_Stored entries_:

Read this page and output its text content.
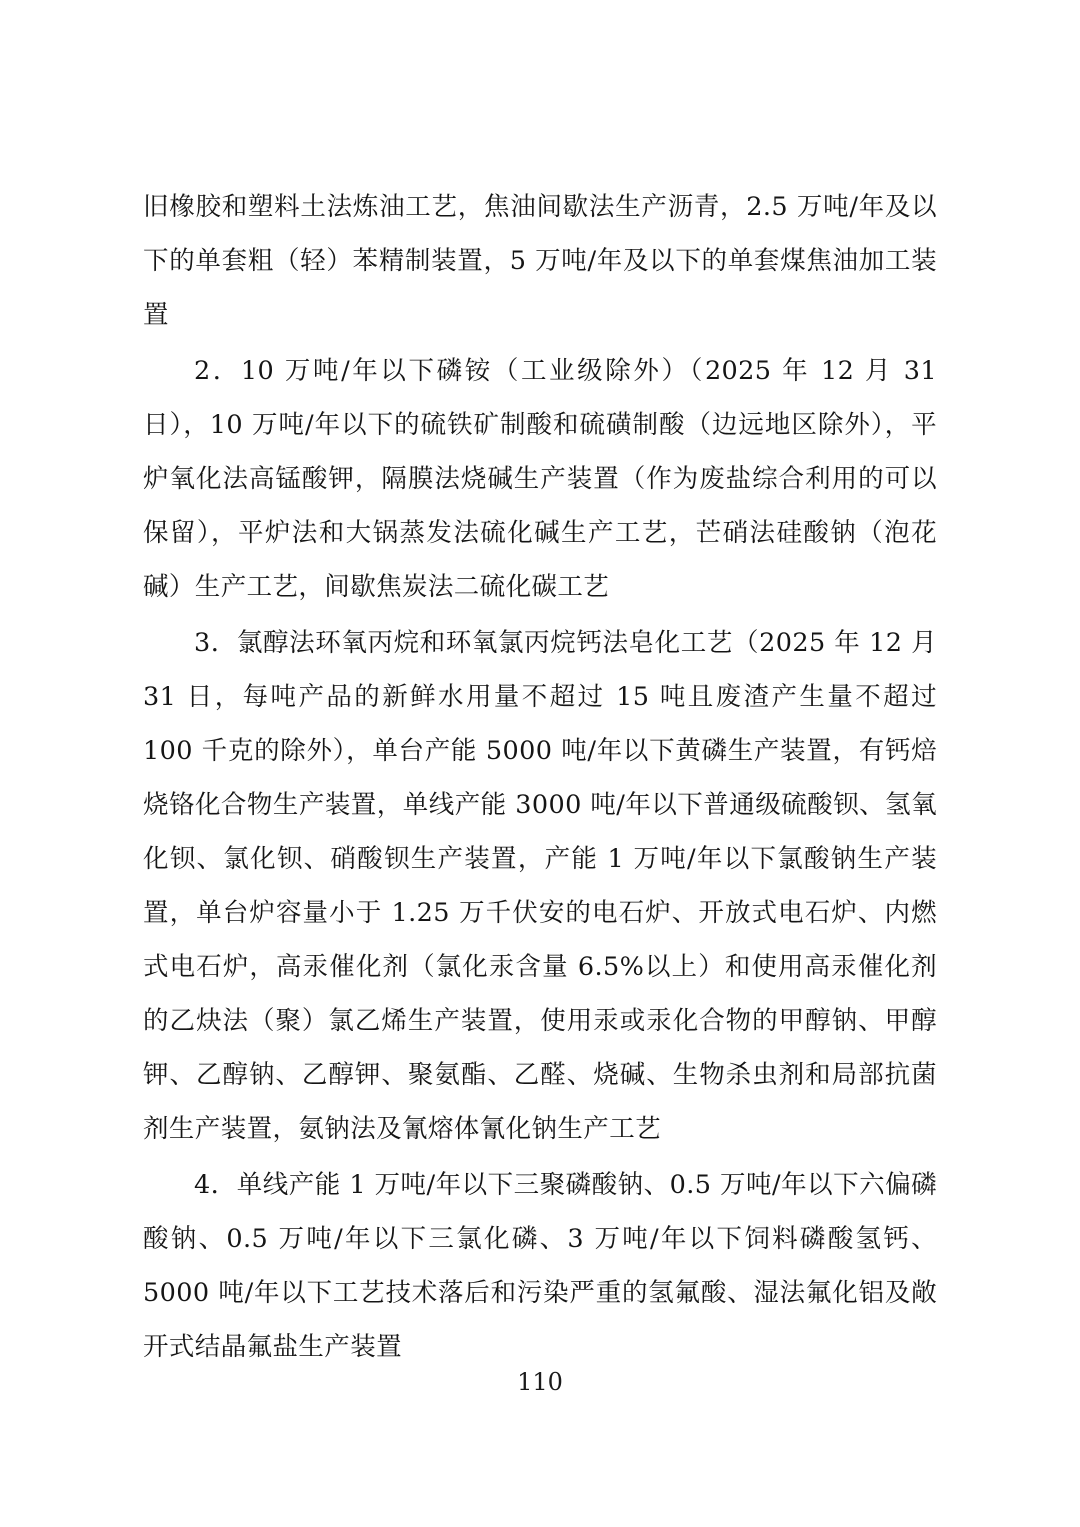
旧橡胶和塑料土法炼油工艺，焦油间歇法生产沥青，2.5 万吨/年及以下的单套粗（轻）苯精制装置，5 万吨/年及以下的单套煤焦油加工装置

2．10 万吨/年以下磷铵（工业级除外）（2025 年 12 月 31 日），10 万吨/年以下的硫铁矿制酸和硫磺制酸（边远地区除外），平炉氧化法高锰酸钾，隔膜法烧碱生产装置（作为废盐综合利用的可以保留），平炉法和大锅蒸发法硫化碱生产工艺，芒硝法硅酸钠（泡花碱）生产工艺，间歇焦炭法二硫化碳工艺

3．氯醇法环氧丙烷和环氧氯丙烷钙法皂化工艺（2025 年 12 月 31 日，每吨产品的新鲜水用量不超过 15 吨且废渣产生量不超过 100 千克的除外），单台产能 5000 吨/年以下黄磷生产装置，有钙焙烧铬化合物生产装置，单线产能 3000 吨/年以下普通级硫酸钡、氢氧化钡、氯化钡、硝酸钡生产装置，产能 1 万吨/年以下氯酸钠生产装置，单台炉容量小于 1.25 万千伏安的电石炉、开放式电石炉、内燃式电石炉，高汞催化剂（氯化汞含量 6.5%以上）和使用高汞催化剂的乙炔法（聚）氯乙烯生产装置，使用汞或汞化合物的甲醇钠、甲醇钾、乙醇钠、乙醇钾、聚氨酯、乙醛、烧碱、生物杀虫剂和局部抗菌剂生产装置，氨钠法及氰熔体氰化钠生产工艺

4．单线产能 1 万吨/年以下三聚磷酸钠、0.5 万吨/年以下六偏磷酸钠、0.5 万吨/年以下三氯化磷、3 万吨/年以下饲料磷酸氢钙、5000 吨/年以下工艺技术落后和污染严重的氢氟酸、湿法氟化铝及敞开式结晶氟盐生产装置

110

_Task_: Give back the entries verbatim. Do not include any picture.

_Solution for this problem_:
Read this page and output its text content.
旧橡胶和塑料土法炼油工艺，焦油间歇法生产沥青，2.5 万吨/年及以下的单套粗（轻）苯精制装置，5 万吨/年及以下的单套煤焦油加工装置

2．10 万吨/年以下磷铵（工业级除外）（2025 年 12 月 31 日），10 万吨/年以下的硫铁矿制酸和硫磺制酸（边远地区除外），平炉氧化法高锰酸钾，隔膜法烧碱生产装置（作为废盐综合利用的可以保留），平炉法和大锅蒸发法硫化碱生产工艺，芒硝法硅酸钠（泡花碱）生产工艺，间歇焦炭法二硫化碳工艺

3．氯醇法环氧丙烷和环氧氯丙烷钙法皂化工艺（2025 年 12 月 31 日，每吨产品的新鲜水用量不超过 15 吨且废渣产生量不超过 100 千克的除外），单台产能 5000 吨/年以下黄磷生产装置，有钙焙烧铬化合物生产装置，单线产能 3000 吨/年以下普通级硫酸钡、氢氧化钡、氯化钡、硝酸钡生产装置，产能 1 万吨/年以下氯酸钠生产装置，单台炉容量小于 1.25 万千伏安的电石炉、开放式电石炉、内燃式电石炉，高汞催化剂（氯化汞含量 6.5%以上）和使用高汞催化剂的乙炔法（聚）氯乙烯生产装置，使用汞或汞化合物的甲醇钠、甲醇钾、乙醇钠、乙醇钾、聚氨酯、乙醛、烧碱、生物杀虫剂和局部抗菌剂生产装置，氨钠法及氰熔体氰化钠生产工艺

4．单线产能 1 万吨/年以下三聚磷酸钠、0.5 万吨/年以下六偏磷酸钠、0.5 万吨/年以下三氯化磷、3 万吨/年以下饲料磷酸氢钙、5000 吨/年以下工艺技术落后和污染严重的氢氟酸、湿法氟化铝及敞开式结晶氟盐生产装置

110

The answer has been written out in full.